Document ->
====
38 U.S.C. 4312(c) (emphasis supplied).

Your inactive duty training (drill) periods and annual training periods are exempt from the computation of your five-year limit, without regard to what day of the week the training is conducted on, under section 4312(c)(3). Additional training periods, beyond the minimum required by 32 U.S.C. 502(a) and 503, are exempt from the five-year limit if the Secretary of the Army (the “Secretary concerned” with respect to the Army National Guard) has determined and certified these additional training periods “to be necessary for professional development, or for skill training or retraining.” Id.

Involuntary active duty periods (like your involuntary call-up in 2009-10 for service in Afghanistan) are exempt from the five-year limit under section 4312(c)(4)(A). Voluntary active duty periods can be exempted under sections 4312(c)(4)(B), (C), or (D), if the Service Secretary makes the necessary determination and certification.
====
To be done ->
A. Duplicate everything in the five-year limit passage from "Involuntary active duty" down to "determination and certification.".
B. Answer these from the five-year limit passage:
(i) Under which section are drill and annual training periods exempt from the five-year limit?
(ii) Who is the "Secretary concerned" for the Army National Guard?
(iii) Under which section are involuntary active duty periods exempt?
C. List every kind of training or duty period that the five-year limit passage names as exempt, or able to be exempted, from the five-year limit.
The data come from a separate source and are unrelated to the five-year limit passage.

Annotated region listings
====
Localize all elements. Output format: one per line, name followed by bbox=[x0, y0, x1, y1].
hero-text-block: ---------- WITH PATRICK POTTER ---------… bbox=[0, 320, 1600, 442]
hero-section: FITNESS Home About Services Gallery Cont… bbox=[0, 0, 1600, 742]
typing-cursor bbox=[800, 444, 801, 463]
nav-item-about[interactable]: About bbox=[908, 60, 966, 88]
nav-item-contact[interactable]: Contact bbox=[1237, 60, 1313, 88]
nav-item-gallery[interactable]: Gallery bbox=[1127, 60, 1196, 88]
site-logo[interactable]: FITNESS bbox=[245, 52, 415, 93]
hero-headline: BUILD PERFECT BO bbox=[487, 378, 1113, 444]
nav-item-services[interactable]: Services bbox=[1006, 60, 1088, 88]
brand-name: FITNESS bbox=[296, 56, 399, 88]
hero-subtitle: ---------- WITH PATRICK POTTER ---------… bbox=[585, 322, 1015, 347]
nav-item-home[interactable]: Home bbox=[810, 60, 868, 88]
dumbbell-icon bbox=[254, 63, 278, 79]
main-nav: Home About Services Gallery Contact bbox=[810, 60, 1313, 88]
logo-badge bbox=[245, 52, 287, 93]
====
Results in order ->
A.
Involuntary active duty periods (like your involuntary call-up in 2009-10 for service in Afghanistan) are exempt from the five-year limit under section 4312(c)(4)(A). Voluntary active duty periods can be exempted under sections 4312(c)(4)(B), (C), or (D), if the Service Secretary makes the necessary determination and certification.

B.
(i) Section 4312(c)(3)
(ii) The Secretary of the Army
(iii) Section 4312(c)(4)(A)

C.
- Inactive duty training (drill) periods
- Annual training periods
- Additional training periods beyond the minimum required by 32 U.S.C. 502(a) and 503, if certified by the Secretary concerned
- Involuntary active duty periods
- Voluntary active duty periods, if the Service Secretary makes the necessary determination and certification